──────── INFORMATION PROVIDED

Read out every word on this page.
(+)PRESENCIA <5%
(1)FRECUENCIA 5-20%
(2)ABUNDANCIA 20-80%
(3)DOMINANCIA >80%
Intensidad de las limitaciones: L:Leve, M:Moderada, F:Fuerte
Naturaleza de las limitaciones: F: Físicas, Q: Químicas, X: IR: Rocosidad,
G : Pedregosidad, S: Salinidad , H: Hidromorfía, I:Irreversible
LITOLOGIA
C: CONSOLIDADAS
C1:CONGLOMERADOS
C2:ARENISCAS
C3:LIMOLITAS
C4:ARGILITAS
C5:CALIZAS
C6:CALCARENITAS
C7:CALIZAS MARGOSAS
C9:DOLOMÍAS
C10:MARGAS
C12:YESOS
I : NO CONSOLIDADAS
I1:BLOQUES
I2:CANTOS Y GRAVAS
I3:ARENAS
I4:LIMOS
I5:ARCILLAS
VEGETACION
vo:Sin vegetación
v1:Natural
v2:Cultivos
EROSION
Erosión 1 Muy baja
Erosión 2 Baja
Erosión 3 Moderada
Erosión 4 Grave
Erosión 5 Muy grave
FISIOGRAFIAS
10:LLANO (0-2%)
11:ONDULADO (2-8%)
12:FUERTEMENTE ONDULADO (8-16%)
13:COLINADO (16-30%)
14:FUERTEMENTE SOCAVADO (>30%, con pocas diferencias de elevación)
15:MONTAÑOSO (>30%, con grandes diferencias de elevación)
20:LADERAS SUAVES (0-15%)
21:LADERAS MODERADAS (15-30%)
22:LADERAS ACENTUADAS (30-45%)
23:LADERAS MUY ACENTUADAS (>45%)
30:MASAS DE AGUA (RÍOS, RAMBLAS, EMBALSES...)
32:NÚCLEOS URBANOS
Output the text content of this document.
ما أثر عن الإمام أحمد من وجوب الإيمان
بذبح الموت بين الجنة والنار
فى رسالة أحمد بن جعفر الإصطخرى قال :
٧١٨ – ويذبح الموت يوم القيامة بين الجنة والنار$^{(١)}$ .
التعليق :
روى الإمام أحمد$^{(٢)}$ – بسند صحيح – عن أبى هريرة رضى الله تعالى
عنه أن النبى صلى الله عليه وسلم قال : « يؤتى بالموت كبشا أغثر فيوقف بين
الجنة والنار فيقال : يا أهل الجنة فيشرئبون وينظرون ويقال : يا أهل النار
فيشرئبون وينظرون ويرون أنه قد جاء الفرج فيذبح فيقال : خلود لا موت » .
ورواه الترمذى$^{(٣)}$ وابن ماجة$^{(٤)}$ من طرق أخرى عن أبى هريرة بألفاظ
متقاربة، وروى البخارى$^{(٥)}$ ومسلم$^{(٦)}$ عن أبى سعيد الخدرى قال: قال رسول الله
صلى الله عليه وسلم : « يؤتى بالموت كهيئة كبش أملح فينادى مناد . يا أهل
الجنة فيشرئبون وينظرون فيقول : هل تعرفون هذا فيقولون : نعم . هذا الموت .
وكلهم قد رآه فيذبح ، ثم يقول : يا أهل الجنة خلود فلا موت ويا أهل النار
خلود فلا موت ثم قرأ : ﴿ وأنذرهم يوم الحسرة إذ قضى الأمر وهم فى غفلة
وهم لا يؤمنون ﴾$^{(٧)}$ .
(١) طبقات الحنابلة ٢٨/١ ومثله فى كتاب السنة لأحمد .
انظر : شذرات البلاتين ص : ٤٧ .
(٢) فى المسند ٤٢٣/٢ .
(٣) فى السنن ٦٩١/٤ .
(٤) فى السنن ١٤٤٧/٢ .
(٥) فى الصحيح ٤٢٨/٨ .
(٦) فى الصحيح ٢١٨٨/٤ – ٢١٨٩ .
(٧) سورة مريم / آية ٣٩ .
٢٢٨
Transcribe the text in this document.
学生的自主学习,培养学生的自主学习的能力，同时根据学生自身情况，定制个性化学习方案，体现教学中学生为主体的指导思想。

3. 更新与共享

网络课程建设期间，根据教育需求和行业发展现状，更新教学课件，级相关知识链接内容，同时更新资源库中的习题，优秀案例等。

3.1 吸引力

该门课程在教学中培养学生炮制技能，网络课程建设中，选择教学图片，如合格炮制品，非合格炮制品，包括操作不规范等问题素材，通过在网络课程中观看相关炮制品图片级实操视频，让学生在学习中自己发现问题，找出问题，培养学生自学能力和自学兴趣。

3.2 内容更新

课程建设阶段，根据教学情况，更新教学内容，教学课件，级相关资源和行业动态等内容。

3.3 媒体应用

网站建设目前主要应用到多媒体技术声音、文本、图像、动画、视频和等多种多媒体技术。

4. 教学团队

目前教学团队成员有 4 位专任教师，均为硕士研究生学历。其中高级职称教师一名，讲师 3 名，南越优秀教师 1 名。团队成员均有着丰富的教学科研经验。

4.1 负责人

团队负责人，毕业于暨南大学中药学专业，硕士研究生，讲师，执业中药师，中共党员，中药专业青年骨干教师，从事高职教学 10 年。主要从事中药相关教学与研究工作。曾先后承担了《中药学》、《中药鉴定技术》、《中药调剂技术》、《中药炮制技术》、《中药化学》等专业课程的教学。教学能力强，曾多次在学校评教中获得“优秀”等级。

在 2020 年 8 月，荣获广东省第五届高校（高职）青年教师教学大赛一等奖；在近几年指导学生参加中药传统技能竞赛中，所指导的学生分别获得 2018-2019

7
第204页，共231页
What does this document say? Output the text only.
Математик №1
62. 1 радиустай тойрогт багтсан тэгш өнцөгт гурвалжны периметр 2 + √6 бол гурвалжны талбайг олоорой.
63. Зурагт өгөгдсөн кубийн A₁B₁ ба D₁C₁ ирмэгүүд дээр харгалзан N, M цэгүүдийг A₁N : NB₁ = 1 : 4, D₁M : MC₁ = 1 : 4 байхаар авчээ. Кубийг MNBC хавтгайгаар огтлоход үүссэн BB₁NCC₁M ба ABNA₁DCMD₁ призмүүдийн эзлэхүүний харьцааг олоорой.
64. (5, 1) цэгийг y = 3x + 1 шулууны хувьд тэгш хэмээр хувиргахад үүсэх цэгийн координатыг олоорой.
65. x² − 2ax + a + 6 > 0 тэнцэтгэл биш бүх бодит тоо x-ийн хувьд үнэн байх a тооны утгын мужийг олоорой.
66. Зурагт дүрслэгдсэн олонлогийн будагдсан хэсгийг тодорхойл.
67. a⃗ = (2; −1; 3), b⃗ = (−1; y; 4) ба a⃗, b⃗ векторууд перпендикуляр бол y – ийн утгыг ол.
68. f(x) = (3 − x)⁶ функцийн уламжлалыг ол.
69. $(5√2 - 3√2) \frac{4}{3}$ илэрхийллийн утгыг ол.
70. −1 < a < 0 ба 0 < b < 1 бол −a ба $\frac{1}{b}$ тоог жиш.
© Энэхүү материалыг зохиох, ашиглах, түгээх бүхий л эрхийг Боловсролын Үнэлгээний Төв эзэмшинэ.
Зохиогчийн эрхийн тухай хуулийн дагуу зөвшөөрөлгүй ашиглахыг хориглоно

────────────────

### [EXERCISE]
Output every line above without altering anything.

### [TASK RESPONSE]
Read out every word on this page.
(+)PRESENCIA <5%
(1)FRECUENCIA 5-20%
(2)ABUNDANCIA 20-80%
(3)DOMINANCIA >80%
Intensidad de las limitaciones: L:Leve, M:Moderada, F:Fuerte
Naturaleza de las limitaciones: F: Físicas, Q: Químicas, X: IR: Rocosidad,
G : Pedregosidad, S: Salinidad , H: Hidromorfía, I:Irreversible
LITOLOGIA
C: CONSOLIDADAS
C1:CONGLOMERADOS
C2:ARENISCAS
C3:LIMOLITAS
C4:ARGILITAS
C5:CALIZAS
C6:CALCARENITAS
C7:CALIZAS MARGOSAS
C9:DOLOMÍAS
C10:MARGAS
C12:YESOS
I : NO CONSOLIDADAS
I1:BLOQUES
I2:CANTOS Y GRAVAS
I3:ARENAS
I4:LIMOS
I5:ARCILLAS
VEGETACION
vo:Sin vegetación
v1:Natural
v2:Cultivos
EROSION
Erosión 1 Muy baja
Erosión 2 Baja
Erosión 3 Moderada
Erosión 4 Grave
Erosión 5 Muy grave
FISIOGRAFIAS
10:LLANO (0-2%)
11:ONDULADO (2-8%)
12:FUERTEMENTE ONDULADO (8-16%)
13:COLINADO (16-30%)
14:FUERTEMENTE SOCAVADO (>30%, con pocas diferencias de elevación)
15:MONTAÑOSO (>30%, con grandes diferencias de elevación)
20:LADERAS SUAVES (0-15%)
21:LADERAS MODERADAS (15-30%)
22:LADERAS ACENTUADAS (30-45%)
23:LADERAS MUY ACENTUADAS (>45%)
30:MASAS DE AGUA (RÍOS, RAMBLAS, EMBALSES...)
32:NÚCLEOS URBANOS
Output the text content of this document.
ما أثر عن الإمام أحمد من وجوب الإيمان
بذبح الموت بين الجنة والنار
فى رسالة أحمد بن جعفر الإصطخرى قال :
٧١٨ – ويذبح الموت يوم القيامة بين الجنة والنار$^{(١)}$ .
التعليق :
روى الإمام أحمد$^{(٢)}$ – بسند صحيح – عن أبى هريرة رضى الله تعالى
عنه أن النبى صلى الله عليه وسلم قال : « يؤتى بالموت كبشا أغثر فيوقف بين
الجنة والنار فيقال : يا أهل الجنة فيشرئبون وينظرون ويقال : يا أهل النار
فيشرئبون وينظرون ويرون أنه قد جاء الفرج فيذبح فيقال : خلود لا موت » .
ورواه الترمذى$^{(٣)}$ وابن ماجة$^{(٤)}$ من طرق أخرى عن أبى هريرة بألفاظ
متقاربة، وروى البخارى$^{(٥)}$ ومسلم$^{(٦)}$ عن أبى سعيد الخدرى قال: قال رسول الله
صلى الله عليه وسلم : « يؤتى بالموت كهيئة كبش أملح فينادى مناد . يا أهل
الجنة فيشرئبون وينظرون فيقول : هل تعرفون هذا فيقولون : نعم . هذا الموت .
وكلهم قد رآه فيذبح ، ثم يقول : يا أهل الجنة خلود فلا موت ويا أهل النار
خلود فلا موت ثم قرأ : ﴿ وأنذرهم يوم الحسرة إذ قضى الأمر وهم فى غفلة
وهم لا يؤمنون ﴾$^{(٧)}$ .
(١) طبقات الحنابلة ٢٨/١ ومثله فى كتاب السنة لأحمد .
انظر : شذرات البلاتين ص : ٤٧ .
(٢) فى المسند ٤٢٣/٢ .
(٣) فى السنن ٦٩١/٤ .
(٤) فى السنن ١٤٤٧/٢ .
(٥) فى الصحيح ٤٢٨/٨ .
(٦) فى الصحيح ٢١٨٨/٤ – ٢١٨٩ .
(٧) سورة مريم / آية ٣٩ .
٢٢٨
Transcribe the text in this document.
学生的自主学习,培养学生的自主学习的能力，同时根据学生自身情况，定制个性化学习方案，体现教学中学生为主体的指导思想。

3. 更新与共享

网络课程建设期间，根据教育需求和行业发展现状，更新教学课件，级相关知识链接内容，同时更新资源库中的习题，优秀案例等。

3.1 吸引力

该门课程在教学中培养学生炮制技能，网络课程建设中，选择教学图片，如合格炮制品，非合格炮制品，包括操作不规范等问题素材，通过在网络课程中观看相关炮制品图片级实操视频，让学生在学习中自己发现问题，找出问题，培养学生自学能力和自学兴趣。

3.2 内容更新

课程建设阶段，根据教学情况，更新教学内容，教学课件，级相关资源和行业动态等内容。

3.3 媒体应用

网站建设目前主要应用到多媒体技术声音、文本、图像、动画、视频和等多种多媒体技术。

4. 教学团队

目前教学团队成员有 4 位专任教师，均为硕士研究生学历。其中高级职称教师一名，讲师 3 名，南越优秀教师 1 名。团队成员均有着丰富的教学科研经验。

4.1 负责人

团队负责人，毕业于暨南大学中药学专业，硕士研究生，讲师，执业中药师，中共党员，中药专业青年骨干教师，从事高职教学 10 年。主要从事中药相关教学与研究工作。曾先后承担了《中药学》、《中药鉴定技术》、《中药调剂技术》、《中药炮制技术》、《中药化学》等专业课程的教学。教学能力强，曾多次在学校评教中获得“优秀”等级。

在 2020 年 8 月，荣获广东省第五届高校（高职）青年教师教学大赛一等奖；在近几年指导学生参加中药传统技能竞赛中，所指导的学生分别获得 2018-2019

7
第204页，共231页
What does this document say? Output the text only.
Математик №1
62. 1 радиустай тойрогт багтсан тэгш өнцөгт гурвалжны периметр 2 + √6 бол гурвалжны талбайг олоорой.
63. Зурагт өгөгдсөн кубийн A₁B₁ ба D₁C₁ ирмэгүүд дээр харгалзан N, M цэгүүдийг A₁N : NB₁ = 1 : 4, D₁M : MC₁ = 1 : 4 байхаар авчээ. Кубийг MNBC хавтгайгаар огтлоход үүссэн BB₁NCC₁M ба ABNA₁DCMD₁ призмүүдийн эзлэхүүний харьцааг олоорой.
64. (5, 1) цэгийг y = 3x + 1 шулууны хувьд тэгш хэмээр хувиргахад үүсэх цэгийн координатыг олоорой.
65. x² − 2ax + a + 6 > 0 тэнцэтгэл биш бүх бодит тоо x-ийн хувьд үнэн байх a тооны утгын мужийг олоорой.
66. Зурагт дүрслэгдсэн олонлогийн будагдсан хэсгийг тодорхойл.
67. a⃗ = (2; −1; 3), b⃗ = (−1; y; 4) ба a⃗, b⃗ векторууд перпендикуляр бол y – ийн утгыг ол.
68. f(x) = (3 − x)⁶ функцийн уламжлалыг ол.
69. $(5√2 - 3√2) \frac{4}{3}$ илэрхийллийн утгыг ол.
70. −1 < a < 0 ба 0 < b < 1 бол −a ба $\frac{1}{b}$ тоог жиш.
© Энэхүү материалыг зохиох, ашиглах, түгээх бүхий л эрхийг Боловсролын Үнэлгээний Төв эзэмшинэ.
Зохиогчийн эрхийн тухай хуулийн дагуу зөвшөөрөлгүй ашиглахыг хориглоно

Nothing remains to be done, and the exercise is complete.